── Records for the exercise ──
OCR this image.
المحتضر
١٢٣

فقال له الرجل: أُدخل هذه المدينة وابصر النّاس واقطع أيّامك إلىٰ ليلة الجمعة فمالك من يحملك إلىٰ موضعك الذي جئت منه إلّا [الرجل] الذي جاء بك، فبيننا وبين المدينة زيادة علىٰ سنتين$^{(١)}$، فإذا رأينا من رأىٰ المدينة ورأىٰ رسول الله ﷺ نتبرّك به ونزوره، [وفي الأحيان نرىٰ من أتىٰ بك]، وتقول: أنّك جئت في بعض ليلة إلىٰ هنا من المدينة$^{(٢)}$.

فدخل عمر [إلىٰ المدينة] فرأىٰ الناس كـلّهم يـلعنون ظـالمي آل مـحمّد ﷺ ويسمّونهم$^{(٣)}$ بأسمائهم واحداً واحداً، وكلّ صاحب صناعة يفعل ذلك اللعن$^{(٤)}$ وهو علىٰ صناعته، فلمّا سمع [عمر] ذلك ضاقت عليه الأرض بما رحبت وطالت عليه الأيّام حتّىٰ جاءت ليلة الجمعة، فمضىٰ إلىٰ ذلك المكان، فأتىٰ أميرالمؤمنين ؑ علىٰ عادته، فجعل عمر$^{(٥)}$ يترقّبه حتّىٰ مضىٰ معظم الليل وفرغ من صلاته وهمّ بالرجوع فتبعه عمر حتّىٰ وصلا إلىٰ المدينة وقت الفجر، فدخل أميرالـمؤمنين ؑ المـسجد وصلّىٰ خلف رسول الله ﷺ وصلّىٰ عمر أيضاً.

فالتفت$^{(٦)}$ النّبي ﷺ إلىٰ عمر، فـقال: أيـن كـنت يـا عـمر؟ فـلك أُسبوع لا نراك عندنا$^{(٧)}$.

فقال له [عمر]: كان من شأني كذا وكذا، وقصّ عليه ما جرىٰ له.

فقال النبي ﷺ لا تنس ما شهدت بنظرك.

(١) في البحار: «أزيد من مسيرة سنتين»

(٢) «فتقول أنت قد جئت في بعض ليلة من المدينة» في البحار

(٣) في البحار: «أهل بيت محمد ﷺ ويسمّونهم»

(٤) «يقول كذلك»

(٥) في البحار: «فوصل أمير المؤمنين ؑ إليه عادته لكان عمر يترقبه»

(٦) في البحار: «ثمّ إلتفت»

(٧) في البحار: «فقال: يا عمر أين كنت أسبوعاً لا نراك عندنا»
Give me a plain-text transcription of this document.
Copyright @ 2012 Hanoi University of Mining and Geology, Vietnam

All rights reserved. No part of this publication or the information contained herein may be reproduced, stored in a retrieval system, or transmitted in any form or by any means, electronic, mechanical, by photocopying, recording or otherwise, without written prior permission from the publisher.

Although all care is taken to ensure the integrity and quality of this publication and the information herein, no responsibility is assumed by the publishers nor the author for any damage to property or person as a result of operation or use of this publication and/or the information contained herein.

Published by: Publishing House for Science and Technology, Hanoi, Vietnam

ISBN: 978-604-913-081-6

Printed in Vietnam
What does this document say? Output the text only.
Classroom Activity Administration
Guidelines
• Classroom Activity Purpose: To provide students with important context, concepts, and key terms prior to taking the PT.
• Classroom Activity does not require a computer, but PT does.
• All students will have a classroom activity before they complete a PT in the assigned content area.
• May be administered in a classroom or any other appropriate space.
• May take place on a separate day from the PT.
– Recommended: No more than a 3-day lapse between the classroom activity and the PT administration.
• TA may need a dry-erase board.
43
───
-- What the task requires --
Going through the lines above one by one, tally those with the word "this" and give only the total.

-- Full answer --
5